> **WHAT NEEDS TO BE DONE**
Retype every entry exactly, character for character.

> **DATASET EXTRACT**
────────────────────────────────────────

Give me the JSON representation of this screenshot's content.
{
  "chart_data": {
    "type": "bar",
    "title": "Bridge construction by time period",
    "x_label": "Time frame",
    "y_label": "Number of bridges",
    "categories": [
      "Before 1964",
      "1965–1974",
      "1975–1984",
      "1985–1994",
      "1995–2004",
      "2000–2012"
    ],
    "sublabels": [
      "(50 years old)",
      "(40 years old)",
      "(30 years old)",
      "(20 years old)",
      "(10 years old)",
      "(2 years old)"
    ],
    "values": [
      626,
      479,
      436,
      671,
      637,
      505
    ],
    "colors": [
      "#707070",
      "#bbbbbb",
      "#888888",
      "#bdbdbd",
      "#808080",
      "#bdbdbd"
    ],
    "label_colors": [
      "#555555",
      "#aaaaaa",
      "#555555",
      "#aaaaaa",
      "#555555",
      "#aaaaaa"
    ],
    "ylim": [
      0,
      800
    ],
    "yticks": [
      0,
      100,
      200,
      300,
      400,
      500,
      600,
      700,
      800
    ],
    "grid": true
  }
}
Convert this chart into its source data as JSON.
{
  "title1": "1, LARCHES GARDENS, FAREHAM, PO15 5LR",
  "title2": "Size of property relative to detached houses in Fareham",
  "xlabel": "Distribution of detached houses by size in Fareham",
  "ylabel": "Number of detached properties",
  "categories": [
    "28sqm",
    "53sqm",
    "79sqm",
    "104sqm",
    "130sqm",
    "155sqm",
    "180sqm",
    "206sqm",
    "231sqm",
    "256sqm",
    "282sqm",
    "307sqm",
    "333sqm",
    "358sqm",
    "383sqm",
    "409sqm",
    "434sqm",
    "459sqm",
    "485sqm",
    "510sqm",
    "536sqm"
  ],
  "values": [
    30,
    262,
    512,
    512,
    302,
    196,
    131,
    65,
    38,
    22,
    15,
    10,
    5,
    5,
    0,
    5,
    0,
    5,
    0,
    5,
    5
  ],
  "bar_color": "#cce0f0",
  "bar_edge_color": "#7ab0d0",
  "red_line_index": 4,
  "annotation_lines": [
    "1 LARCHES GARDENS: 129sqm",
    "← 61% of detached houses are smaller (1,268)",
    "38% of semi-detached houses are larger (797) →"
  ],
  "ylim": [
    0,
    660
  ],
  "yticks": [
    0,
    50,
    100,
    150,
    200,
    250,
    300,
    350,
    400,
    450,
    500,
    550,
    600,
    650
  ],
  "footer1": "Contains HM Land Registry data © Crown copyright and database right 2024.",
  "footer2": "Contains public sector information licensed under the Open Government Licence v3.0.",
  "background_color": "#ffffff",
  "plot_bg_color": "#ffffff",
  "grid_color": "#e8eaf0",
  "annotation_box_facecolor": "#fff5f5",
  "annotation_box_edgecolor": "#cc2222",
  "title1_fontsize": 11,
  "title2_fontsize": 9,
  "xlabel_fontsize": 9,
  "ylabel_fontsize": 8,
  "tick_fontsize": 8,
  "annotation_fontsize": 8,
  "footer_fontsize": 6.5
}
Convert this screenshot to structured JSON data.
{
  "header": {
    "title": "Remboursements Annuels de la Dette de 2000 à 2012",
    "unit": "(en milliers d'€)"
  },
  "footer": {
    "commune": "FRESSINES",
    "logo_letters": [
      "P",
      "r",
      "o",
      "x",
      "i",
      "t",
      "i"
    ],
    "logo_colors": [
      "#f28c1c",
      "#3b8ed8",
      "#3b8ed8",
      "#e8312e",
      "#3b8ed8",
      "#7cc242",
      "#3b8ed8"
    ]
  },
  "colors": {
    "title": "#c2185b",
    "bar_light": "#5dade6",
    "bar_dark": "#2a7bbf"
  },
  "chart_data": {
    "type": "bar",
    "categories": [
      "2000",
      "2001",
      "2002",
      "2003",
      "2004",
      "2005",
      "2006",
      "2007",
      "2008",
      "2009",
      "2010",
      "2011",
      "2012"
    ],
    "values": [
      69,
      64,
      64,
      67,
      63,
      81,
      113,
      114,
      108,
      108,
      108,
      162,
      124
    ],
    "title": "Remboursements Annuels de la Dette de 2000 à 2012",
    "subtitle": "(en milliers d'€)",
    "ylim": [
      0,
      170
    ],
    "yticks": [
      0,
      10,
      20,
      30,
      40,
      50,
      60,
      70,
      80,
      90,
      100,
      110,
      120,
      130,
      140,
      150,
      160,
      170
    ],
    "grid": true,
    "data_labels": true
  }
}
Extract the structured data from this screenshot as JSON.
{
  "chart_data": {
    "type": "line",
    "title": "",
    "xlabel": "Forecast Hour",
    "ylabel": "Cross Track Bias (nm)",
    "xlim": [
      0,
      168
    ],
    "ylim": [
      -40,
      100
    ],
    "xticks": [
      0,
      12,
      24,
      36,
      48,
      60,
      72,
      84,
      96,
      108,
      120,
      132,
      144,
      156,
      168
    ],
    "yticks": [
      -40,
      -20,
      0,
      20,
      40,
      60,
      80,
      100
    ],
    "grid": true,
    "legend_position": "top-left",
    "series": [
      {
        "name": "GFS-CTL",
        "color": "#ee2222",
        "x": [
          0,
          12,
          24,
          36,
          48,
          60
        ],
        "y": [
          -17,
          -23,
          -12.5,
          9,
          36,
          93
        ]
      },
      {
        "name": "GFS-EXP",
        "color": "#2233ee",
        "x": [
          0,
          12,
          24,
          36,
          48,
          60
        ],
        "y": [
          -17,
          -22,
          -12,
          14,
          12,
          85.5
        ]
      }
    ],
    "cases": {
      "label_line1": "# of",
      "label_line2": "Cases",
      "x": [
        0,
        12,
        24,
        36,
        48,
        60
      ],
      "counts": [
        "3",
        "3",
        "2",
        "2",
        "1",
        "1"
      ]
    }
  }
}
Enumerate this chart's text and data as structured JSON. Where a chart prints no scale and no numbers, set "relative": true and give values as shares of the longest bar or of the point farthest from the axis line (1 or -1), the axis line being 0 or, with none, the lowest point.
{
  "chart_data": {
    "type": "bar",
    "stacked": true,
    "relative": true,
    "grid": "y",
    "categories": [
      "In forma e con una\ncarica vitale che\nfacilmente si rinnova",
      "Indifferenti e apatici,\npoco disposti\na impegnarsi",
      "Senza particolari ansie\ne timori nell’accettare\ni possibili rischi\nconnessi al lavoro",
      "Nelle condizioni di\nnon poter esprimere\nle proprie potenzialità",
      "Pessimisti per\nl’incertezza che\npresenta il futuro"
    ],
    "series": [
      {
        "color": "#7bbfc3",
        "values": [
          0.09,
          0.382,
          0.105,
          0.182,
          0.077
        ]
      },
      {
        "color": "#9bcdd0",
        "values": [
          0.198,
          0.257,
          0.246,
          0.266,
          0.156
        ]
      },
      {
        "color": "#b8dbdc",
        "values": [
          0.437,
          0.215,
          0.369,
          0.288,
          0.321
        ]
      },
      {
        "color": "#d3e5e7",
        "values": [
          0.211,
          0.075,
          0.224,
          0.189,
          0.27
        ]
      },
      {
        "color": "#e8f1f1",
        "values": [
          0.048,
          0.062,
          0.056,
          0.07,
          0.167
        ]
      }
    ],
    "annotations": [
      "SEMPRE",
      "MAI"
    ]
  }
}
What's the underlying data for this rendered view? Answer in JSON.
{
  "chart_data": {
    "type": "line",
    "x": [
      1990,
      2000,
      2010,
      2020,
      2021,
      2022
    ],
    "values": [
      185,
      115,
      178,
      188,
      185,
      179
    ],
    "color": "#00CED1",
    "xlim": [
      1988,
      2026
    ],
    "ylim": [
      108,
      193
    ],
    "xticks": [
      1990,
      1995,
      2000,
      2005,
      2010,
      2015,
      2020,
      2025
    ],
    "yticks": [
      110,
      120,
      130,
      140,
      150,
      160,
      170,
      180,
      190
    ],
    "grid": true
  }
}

────────────────────────────────────────

> **RESULT FOR THIS TASK**
Give me the JSON representation of this screenshot's content.
{
  "chart_data": {
    "type": "bar",
    "title": "Bridge construction by time period",
    "x_label": "Time frame",
    "y_label": "Number of bridges",
    "categories": [
      "Before 1964",
      "1965–1974",
      "1975–1984",
      "1985–1994",
      "1995–2004",
      "2000–2012"
    ],
    "sublabels": [
      "(50 years old)",
      "(40 years old)",
      "(30 years old)",
      "(20 years old)",
      "(10 years old)",
      "(2 years old)"
    ],
    "values": [
      626,
      479,
      436,
      671,
      637,
      505
    ],
    "colors": [
      "#707070",
      "#bbbbbb",
      "#888888",
      "#bdbdbd",
      "#808080",
      "#bdbdbd"
    ],
    "label_colors": [
      "#555555",
      "#aaaaaa",
      "#555555",
      "#aaaaaa",
      "#555555",
      "#aaaaaa"
    ],
    "ylim": [
      0,
      800
    ],
    "yticks": [
      0,
      100,
      200,
      300,
      400,
      500,
      600,
      700,
      800
    ],
    "grid": true
  }
}
Convert this chart into its source data as JSON.
{
  "title1": "1, LARCHES GARDENS, FAREHAM, PO15 5LR",
  "title2": "Size of property relative to detached houses in Fareham",
  "xlabel": "Distribution of detached houses by size in Fareham",
  "ylabel": "Number of detached properties",
  "categories": [
    "28sqm",
    "53sqm",
    "79sqm",
    "104sqm",
    "130sqm",
    "155sqm",
    "180sqm",
    "206sqm",
    "231sqm",
    "256sqm",
    "282sqm",
    "307sqm",
    "333sqm",
    "358sqm",
    "383sqm",
    "409sqm",
    "434sqm",
    "459sqm",
    "485sqm",
    "510sqm",
    "536sqm"
  ],
  "values": [
    30,
    262,
    512,
    512,
    302,
    196,
    131,
    65,
    38,
    22,
    15,
    10,
    5,
    5,
    0,
    5,
    0,
    5,
    0,
    5,
    5
  ],
  "bar_color": "#cce0f0",
  "bar_edge_color": "#7ab0d0",
  "red_line_index": 4,
  "annotation_lines": [
    "1 LARCHES GARDENS: 129sqm",
    "← 61% of detached houses are smaller (1,268)",
    "38% of semi-detached houses are larger (797) →"
  ],
  "ylim": [
    0,
    660
  ],
  "yticks": [
    0,
    50,
    100,
    150,
    200,
    250,
    300,
    350,
    400,
    450,
    500,
    550,
    600,
    650
  ],
  "footer1": "Contains HM Land Registry data © Crown copyright and database right 2024.",
  "footer2": "Contains public sector information licensed under the Open Government Licence v3.0.",
  "background_color": "#ffffff",
  "plot_bg_color": "#ffffff",
  "grid_color": "#e8eaf0",
  "annotation_box_facecolor": "#fff5f5",
  "annotation_box_edgecolor": "#cc2222",
  "title1_fontsize": 11,
  "title2_fontsize": 9,
  "xlabel_fontsize": 9,
  "ylabel_fontsize": 8,
  "tick_fontsize": 8,
  "annotation_fontsize": 8,
  "footer_fontsize": 6.5
}
Convert this screenshot to structured JSON data.
{
  "header": {
    "title": "Remboursements Annuels de la Dette de 2000 à 2012",
    "unit": "(en milliers d'€)"
  },
  "footer": {
    "commune": "FRESSINES",
    "logo_letters": [
      "P",
      "r",
      "o",
      "x",
      "i",
      "t",
      "i"
    ],
    "logo_colors": [
      "#f28c1c",
      "#3b8ed8",
      "#3b8ed8",
      "#e8312e",
      "#3b8ed8",
      "#7cc242",
      "#3b8ed8"
    ]
  },
  "colors": {
    "title": "#c2185b",
    "bar_light": "#5dade6",
    "bar_dark": "#2a7bbf"
  },
  "chart_data": {
    "type": "bar",
    "categories": [
      "2000",
      "2001",
      "2002",
      "2003",
      "2004",
      "2005",
      "2006",
      "2007",
      "2008",
      "2009",
      "2010",
      "2011",
      "2012"
    ],
    "values": [
      69,
      64,
      64,
      67,
      63,
      81,
      113,
      114,
      108,
      108,
      108,
      162,
      124
    ],
    "title": "Remboursements Annuels de la Dette de 2000 à 2012",
    "subtitle": "(en milliers d'€)",
    "ylim": [
      0,
      170
    ],
    "yticks": [
      0,
      10,
      20,
      30,
      40,
      50,
      60,
      70,
      80,
      90,
      100,
      110,
      120,
      130,
      140,
      150,
      160,
      170
    ],
    "grid": true,
    "data_labels": true
  }
}
Extract the structured data from this screenshot as JSON.
{
  "chart_data": {
    "type": "line",
    "title": "",
    "xlabel": "Forecast Hour",
    "ylabel": "Cross Track Bias (nm)",
    "xlim": [
      0,
      168
    ],
    "ylim": [
      -40,
      100
    ],
    "xticks": [
      0,
      12,
      24,
      36,
      48,
      60,
      72,
      84,
      96,
      108,
      120,
      132,
      144,
      156,
      168
    ],
    "yticks": [
      -40,
      -20,
      0,
      20,
      40,
      60,
      80,
      100
    ],
    "grid": true,
    "legend_position": "top-left",
    "series": [
      {
        "name": "GFS-CTL",
        "color": "#ee2222",
        "x": [
          0,
          12,
          24,
          36,
          48,
          60
        ],
        "y": [
          -17,
          -23,
          -12.5,
          9,
          36,
          93
        ]
      },
      {
        "name": "GFS-EXP",
        "color": "#2233ee",
        "x": [
          0,
          12,
          24,
          36,
          48,
          60
        ],
        "y": [
          -17,
          -22,
          -12,
          14,
          12,
          85.5
        ]
      }
    ],
    "cases": {
      "label_line1": "# of",
      "label_line2": "Cases",
      "x": [
        0,
        12,
        24,
        36,
        48,
        60
      ],
      "counts": [
        "3",
        "3",
        "2",
        "2",
        "1",
        "1"
      ]
    }
  }
}
Enumerate this chart's text and data as structured JSON. Where a chart prints no scale and no numbers, set "relative": true and give values as shares of the longest bar or of the point farthest from the axis line (1 or -1), the axis line being 0 or, with none, the lowest point.
{
  "chart_data": {
    "type": "bar",
    "stacked": true,
    "relative": true,
    "grid": "y",
    "categories": [
      "In forma e con una\ncarica vitale che\nfacilmente si rinnova",
      "Indifferenti e apatici,\npoco disposti\na impegnarsi",
      "Senza particolari ansie\ne timori nell’accettare\ni possibili rischi\nconnessi al lavoro",
      "Nelle condizioni di\nnon poter esprimere\nle proprie potenzialità",
      "Pessimisti per\nl’incertezza che\npresenta il futuro"
    ],
    "series": [
      {
        "color": "#7bbfc3",
        "values": [
          0.09,
          0.382,
          0.105,
          0.182,
          0.077
        ]
      },
      {
        "color": "#9bcdd0",
        "values": [
          0.198,
          0.257,
          0.246,
          0.266,
          0.156
        ]
      },
      {
        "color": "#b8dbdc",
        "values": [
          0.437,
          0.215,
          0.369,
          0.288,
          0.321
        ]
      },
      {
        "color": "#d3e5e7",
        "values": [
          0.211,
          0.075,
          0.224,
          0.189,
          0.27
        ]
      },
      {
        "color": "#e8f1f1",
        "values": [
          0.048,
          0.062,
          0.056,
          0.07,
          0.167
        ]
      }
    ],
    "annotations": [
      "SEMPRE",
      "MAI"
    ]
  }
}
What's the underlying data for this rendered view? Answer in JSON.
{
  "chart_data": {
    "type": "line",
    "x": [
      1990,
      2000,
      2010,
      2020,
      2021,
      2022
    ],
    "values": [
      185,
      115,
      178,
      188,
      185,
      179
    ],
    "color": "#00CED1",
    "xlim": [
      1988,
      2026
    ],
    "ylim": [
      108,
      193
    ],
    "xticks": [
      1990,
      1995,
      2000,
      2005,
      2010,
      2015,
      2020,
      2025
    ],
    "yticks": [
      110,
      120,
      130,
      140,
      150,
      160,
      170,
      180,
      190
    ],
    "grid": true
  }
}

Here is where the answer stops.